▸ **EXERCISE INSTRUCTIONS**
Reproduce the listing below word for word, with no pictures.

▸ **RAW DATA**
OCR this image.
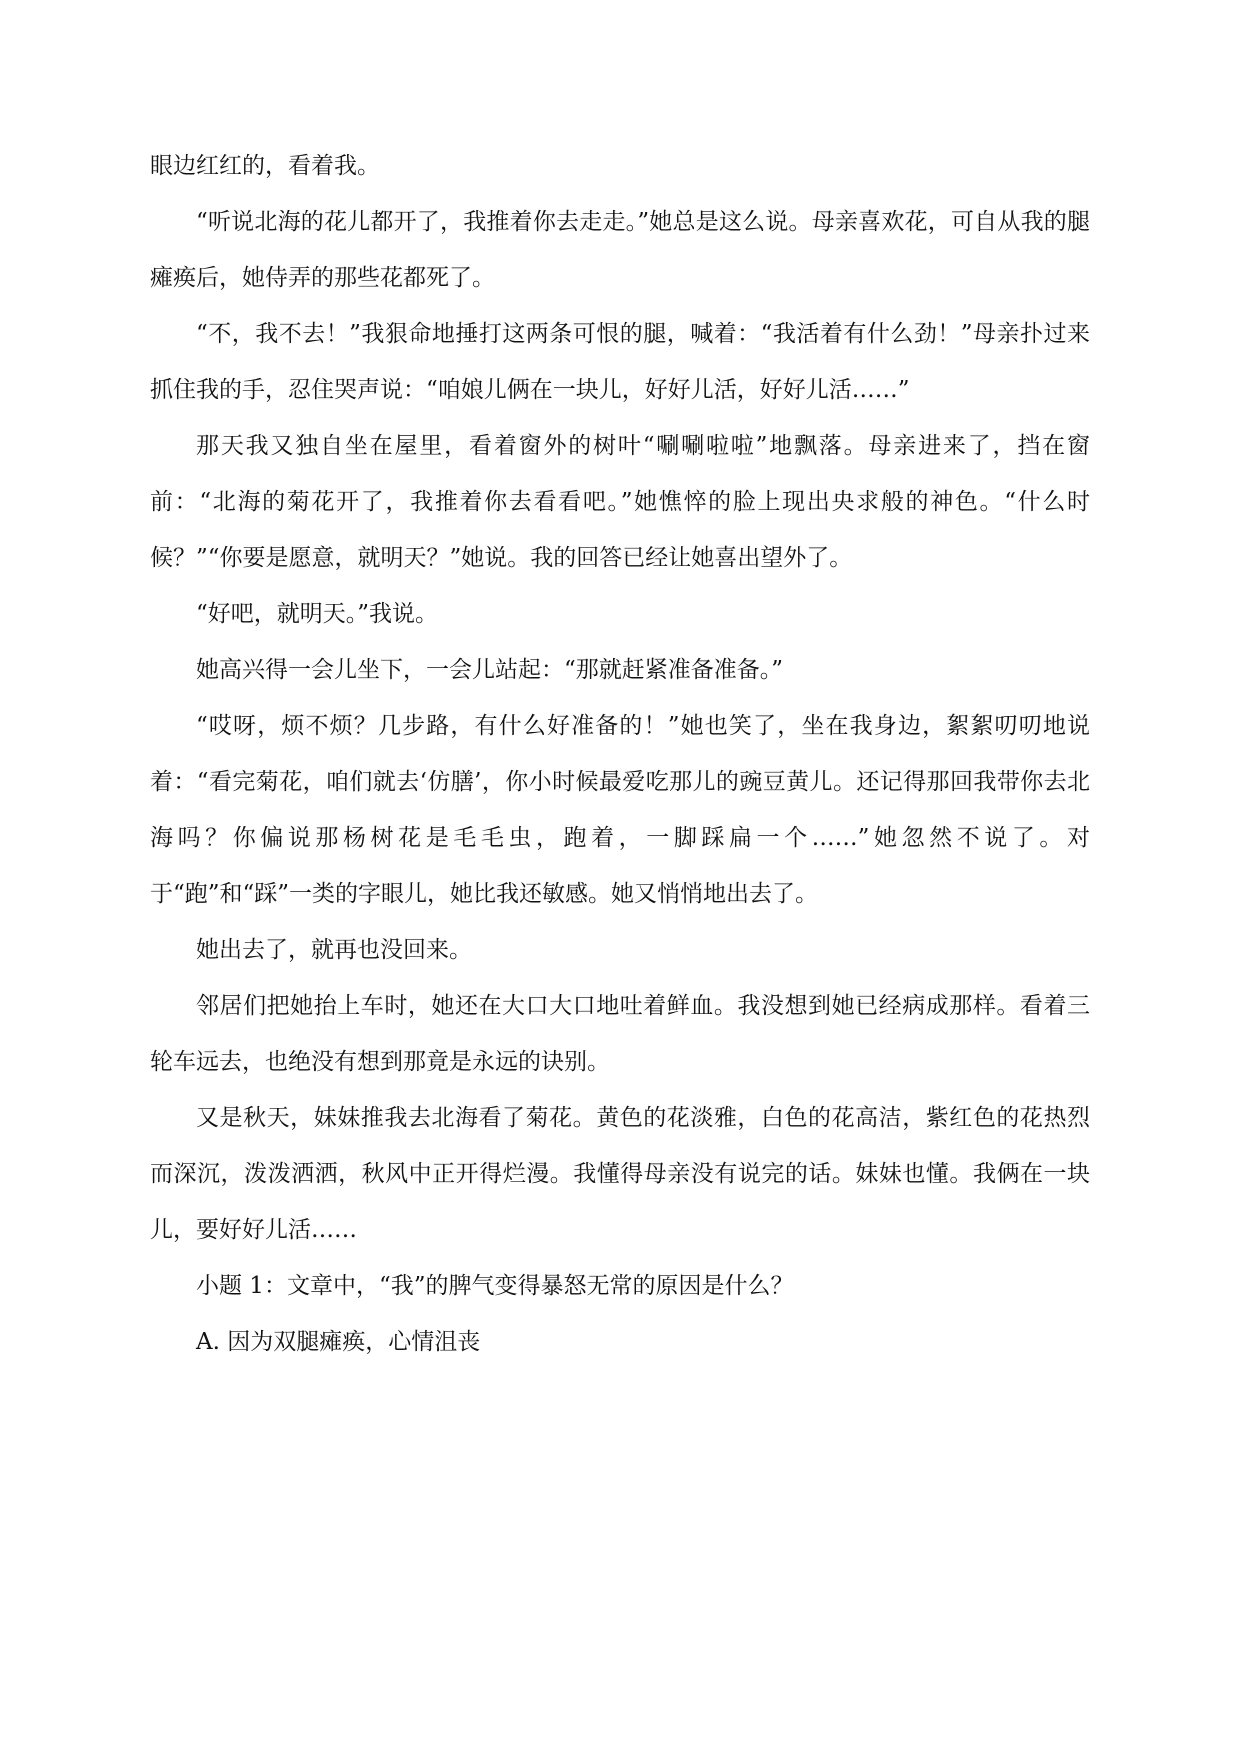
眼边红红的，看着我。

“听说北海的花儿都开了，我推着你去走走。”她总是这么说。母亲喜欢花，可自从我的腿瘫痪后，她侍弄的那些花都死了。

“不，我不去！”我狠命地捶打这两条可恨的腿，喊着：“我活着有什么劲！”母亲扑过来抓住我的手，忍住哭声说：“咱娘儿俩在一块儿，好好儿活，好好儿活……”

那天我又独自坐在屋里，看着窗外的树叶“唰唰啦啦”地飘落。母亲进来了，挡在窗前：“北海的菊花开了，我推着你去看看吧。”她憔悴的脸上现出央求般的神色。“什么时候？”“你要是愿意，就明天？”她说。我的回答已经让她喜出望外了。

“好吧，就明天。”我说。

她高兴得一会儿坐下，一会儿站起：“那就赶紧准备准备。”

“哎呀，烦不烦？几步路，有什么好准备的！”她也笑了，坐在我身边，絮絮叨叨地说着：“看完菊花，咱们就去‘仿膳’，你小时候最爱吃那儿的豌豆黄儿。还记得那回我带你去北海吗？你偏说那杨树花是毛毛虫，跑着，一脚踩扁一个……”她忽然不说了。对于“跑”和“踩”一类的字眼儿，她比我还敏感。她又悄悄地出去了。

她出去了，就再也没回来。

邻居们把她抬上车时，她还在大口大口地吐着鲜血。我没想到她已经病成那样。看着三轮车远去，也绝没有想到那竟是永远的诀别。

又是秋天，妹妹推我去北海看了菊花。黄色的花淡雅，白色的花高洁，紫红色的花热烈而深沉，泼泼洒洒，秋风中正开得烂漫。我懂得母亲没有说完的话。妹妹也懂。我俩在一块儿，要好好儿活……

小题 1：文章中，“我”的脾气变得暴怒无常的原因是什么？

A. 因为双腿瘫痪，心情沮丧
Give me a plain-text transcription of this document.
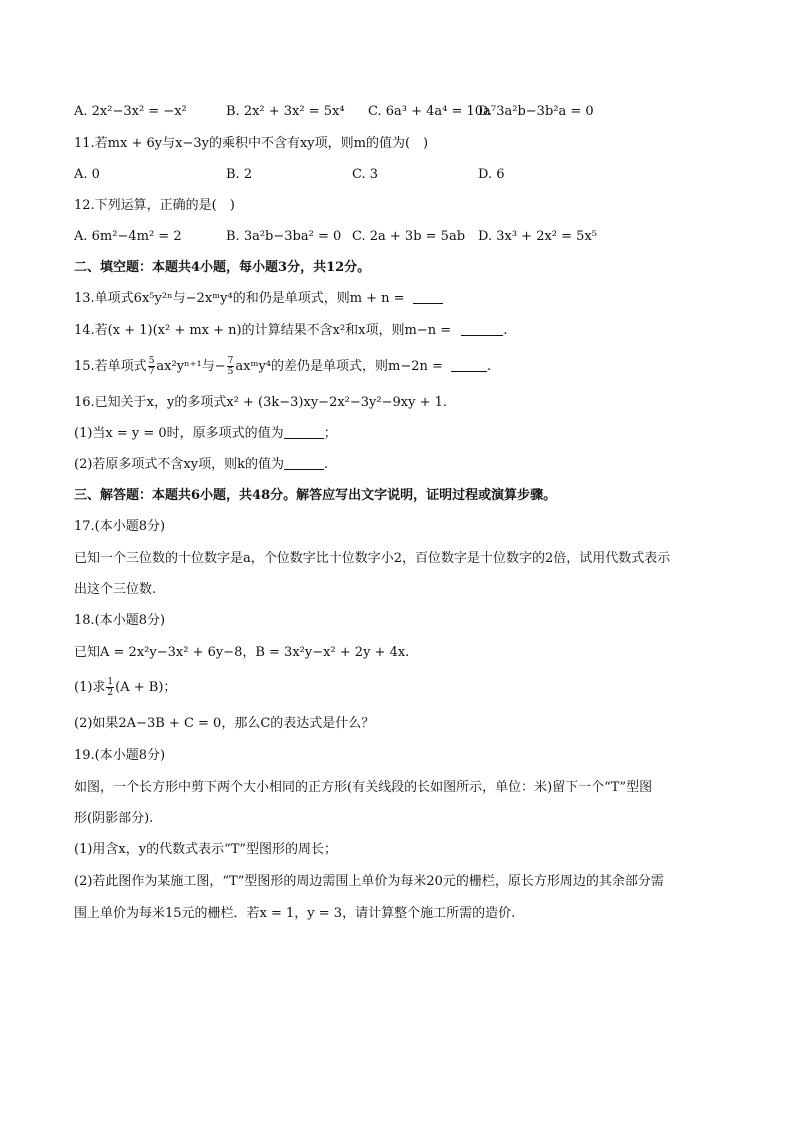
A. 2x²−3x² = −x²	B. 2x² + 3x² = 5x⁴ C. 6a³ + 4a⁴ = 10a⁷
D. 3a²b−3b²a = 0
11.若mx + 6y与x−3y的乘积中不含有xy项，则m的值为(　)
A. 0	B. 2	C. 3	D. 6
12.下列运算，正确的是(　)
A. 6m²−4m² = 2	B. 3a²b−3ba² = 0 C. 2a + 3b = 5ab D. 3x³ + 2x² = 5x⁵
二、填空题：本题共4小题，每小题3分，共12分。
13.单项式6x⁵y²ⁿ与−2xᵐy⁴的和仍是单项式，则m + n =
14.若(x + 1)(x² + mx + n)的计算结果不含x²和x项，则m−n =	.
15.若单项式 $\frac{5}{7} ax^2y^{n+1}$与− $\frac{7}{5}$ axᵐy⁴的差仍是单项式，则m−2n =	.
16.已知关于x，y的多项式x² + (3k−3)xy−2x²−3y²−9xy + 1.
(1)当x = y = 0时，原多项式的值为	；
(2)若原多项式不含xy项，则k的值为	.
三、解答题：本题共6小题，共48分。解答应写出文字说明，证明过程或演算步骤。
17.(本小题8分)
已知一个三位数的十位数字是a，个位数字比十位数字小2，百位数字是十位数字的2倍，试用代数式表示
出这个三位数.
18.(本小题8分)
已知A = 2x²y−3x² + 6y−8，B = 3x²y−x² + 2y + 4x.
(1)求 $\frac{1}{2} (A + B)$；
(2)如果2A−3B + C = 0，那么C的表达式是什么？
19.(本小题8分)
如图，一个长方形中剪下两个大小相同的正方形(有关线段的长如图所示，单位：米)留下一个“T”型图
形(阴影部分).
(1)用含x，y的代数式表示“T”型图形的周长；
(2)若此图作为某施工图，“T”型图形的周边需围上单价为每米20元的栅栏，原长方形周边的其余部分需
围上单价为每米15元的栅栏．若x = 1，y = 3，请计算整个施工所需的造价.
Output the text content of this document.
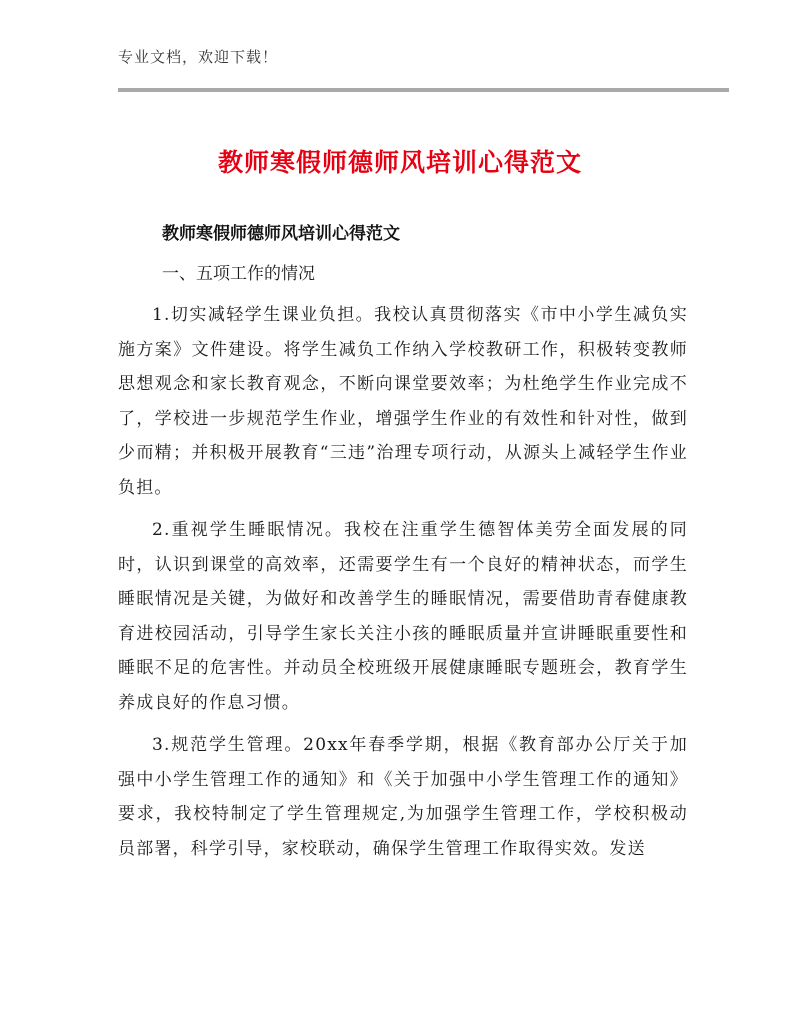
专业文档，欢迎下载！
教师寒假师德师风培训心得范文
教师寒假师德师风培训心得范文
一、五项工作的情况

1.切实减轻学生课业负担。我校认真贯彻落实《市中小学生减负实施方案》文件建设。将学生减负工作纳入学校教研工作，积极转变教师思想观念和家长教育观念，不断向课堂要效率；为杜绝学生作业完成不了，学校进一步规范学生作业，增强学生作业的有效性和针对性，做到少而精；并积极开展教育“三违”治理专项行动，从源头上减轻学生作业负担。

2.重视学生睡眠情况。我校在注重学生德智体美劳全面发展的同时，认识到课堂的高效率，还需要学生有一个良好的精神状态，而学生睡眠情况是关键，为做好和改善学生的睡眠情况，需要借助青春健康教育进校园活动，引导学生家长关注小孩的睡眠质量并宣讲睡眠重要性和睡眠不足的危害性。并动员全校班级开展健康睡眠专题班会，教育学生养成良好的作息习惯。

3.规范学生管理。20xx年春季学期，根据《教育部办公厅关于加强中小学生管理工作的通知》和《关于加强中小学生管理工作的通知》要求，我校特制定了学生管理规定,为加强学生管理工作，学校积极动员部署，科学引导，家校联动，确保学生管理工作取得实效。发送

▸ **CORRECT RESPONSE**
OCR this image.
眼边红红的，看着我。

“听说北海的花儿都开了，我推着你去走走。”她总是这么说。母亲喜欢花，可自从我的腿瘫痪后，她侍弄的那些花都死了。

“不，我不去！”我狠命地捶打这两条可恨的腿，喊着：“我活着有什么劲！”母亲扑过来抓住我的手，忍住哭声说：“咱娘儿俩在一块儿，好好儿活，好好儿活……”

那天我又独自坐在屋里，看着窗外的树叶“唰唰啦啦”地飘落。母亲进来了，挡在窗前：“北海的菊花开了，我推着你去看看吧。”她憔悴的脸上现出央求般的神色。“什么时候？”“你要是愿意，就明天？”她说。我的回答已经让她喜出望外了。

“好吧，就明天。”我说。

她高兴得一会儿坐下，一会儿站起：“那就赶紧准备准备。”

“哎呀，烦不烦？几步路，有什么好准备的！”她也笑了，坐在我身边，絮絮叨叨地说着：“看完菊花，咱们就去‘仿膳’，你小时候最爱吃那儿的豌豆黄儿。还记得那回我带你去北海吗？你偏说那杨树花是毛毛虫，跑着，一脚踩扁一个……”她忽然不说了。对于“跑”和“踩”一类的字眼儿，她比我还敏感。她又悄悄地出去了。

她出去了，就再也没回来。

邻居们把她抬上车时，她还在大口大口地吐着鲜血。我没想到她已经病成那样。看着三轮车远去，也绝没有想到那竟是永远的诀别。

又是秋天，妹妹推我去北海看了菊花。黄色的花淡雅，白色的花高洁，紫红色的花热烈而深沉，泼泼洒洒，秋风中正开得烂漫。我懂得母亲没有说完的话。妹妹也懂。我俩在一块儿，要好好儿活……

小题 1：文章中，“我”的脾气变得暴怒无常的原因是什么？

A. 因为双腿瘫痪，心情沮丧
Give me a plain-text transcription of this document.
A. 2x²−3x² = −x²	B. 2x² + 3x² = 5x⁴ C. 6a³ + 4a⁴ = 10a⁷
D. 3a²b−3b²a = 0
11.若mx + 6y与x−3y的乘积中不含有xy项，则m的值为(　)
A. 0	B. 2	C. 3	D. 6
12.下列运算，正确的是(　)
A. 6m²−4m² = 2	B. 3a²b−3ba² = 0 C. 2a + 3b = 5ab D. 3x³ + 2x² = 5x⁵
二、填空题：本题共4小题，每小题3分，共12分。
13.单项式6x⁵y²ⁿ与−2xᵐy⁴的和仍是单项式，则m + n =
14.若(x + 1)(x² + mx + n)的计算结果不含x²和x项，则m−n =	.
15.若单项式 $\frac{5}{7} ax^2y^{n+1}$与− $\frac{7}{5}$ axᵐy⁴的差仍是单项式，则m−2n =	.
16.已知关于x，y的多项式x² + (3k−3)xy−2x²−3y²−9xy + 1.
(1)当x = y = 0时，原多项式的值为	；
(2)若原多项式不含xy项，则k的值为	.
三、解答题：本题共6小题，共48分。解答应写出文字说明，证明过程或演算步骤。
17.(本小题8分)
已知一个三位数的十位数字是a，个位数字比十位数字小2，百位数字是十位数字的2倍，试用代数式表示
出这个三位数.
18.(本小题8分)
已知A = 2x²y−3x² + 6y−8，B = 3x²y−x² + 2y + 4x.
(1)求 $\frac{1}{2} (A + B)$；
(2)如果2A−3B + C = 0，那么C的表达式是什么？
19.(本小题8分)
如图，一个长方形中剪下两个大小相同的正方形(有关线段的长如图所示，单位：米)留下一个“T”型图
形(阴影部分).
(1)用含x，y的代数式表示“T”型图形的周长；
(2)若此图作为某施工图，“T”型图形的周边需围上单价为每米20元的栅栏，原长方形周边的其余部分需
围上单价为每米15元的栅栏．若x = 1，y = 3，请计算整个施工所需的造价.
Output the text content of this document.
专业文档，欢迎下载！
教师寒假师德师风培训心得范文
教师寒假师德师风培训心得范文
一、五项工作的情况

1.切实减轻学生课业负担。我校认真贯彻落实《市中小学生减负实施方案》文件建设。将学生减负工作纳入学校教研工作，积极转变教师思想观念和家长教育观念，不断向课堂要效率；为杜绝学生作业完成不了，学校进一步规范学生作业，增强学生作业的有效性和针对性，做到少而精；并积极开展教育“三违”治理专项行动，从源头上减轻学生作业负担。

2.重视学生睡眠情况。我校在注重学生德智体美劳全面发展的同时，认识到课堂的高效率，还需要学生有一个良好的精神状态，而学生睡眠情况是关键，为做好和改善学生的睡眠情况，需要借助青春健康教育进校园活动，引导学生家长关注小孩的睡眠质量并宣讲睡眠重要性和睡眠不足的危害性。并动员全校班级开展健康睡眠专题班会，教育学生养成良好的作息习惯。

3.规范学生管理。20xx年春季学期，根据《教育部办公厅关于加强中小学生管理工作的通知》和《关于加强中小学生管理工作的通知》要求，我校特制定了学生管理规定,为加强学生管理工作，学校积极动员部署，科学引导，家校联动，确保学生管理工作取得实效。发送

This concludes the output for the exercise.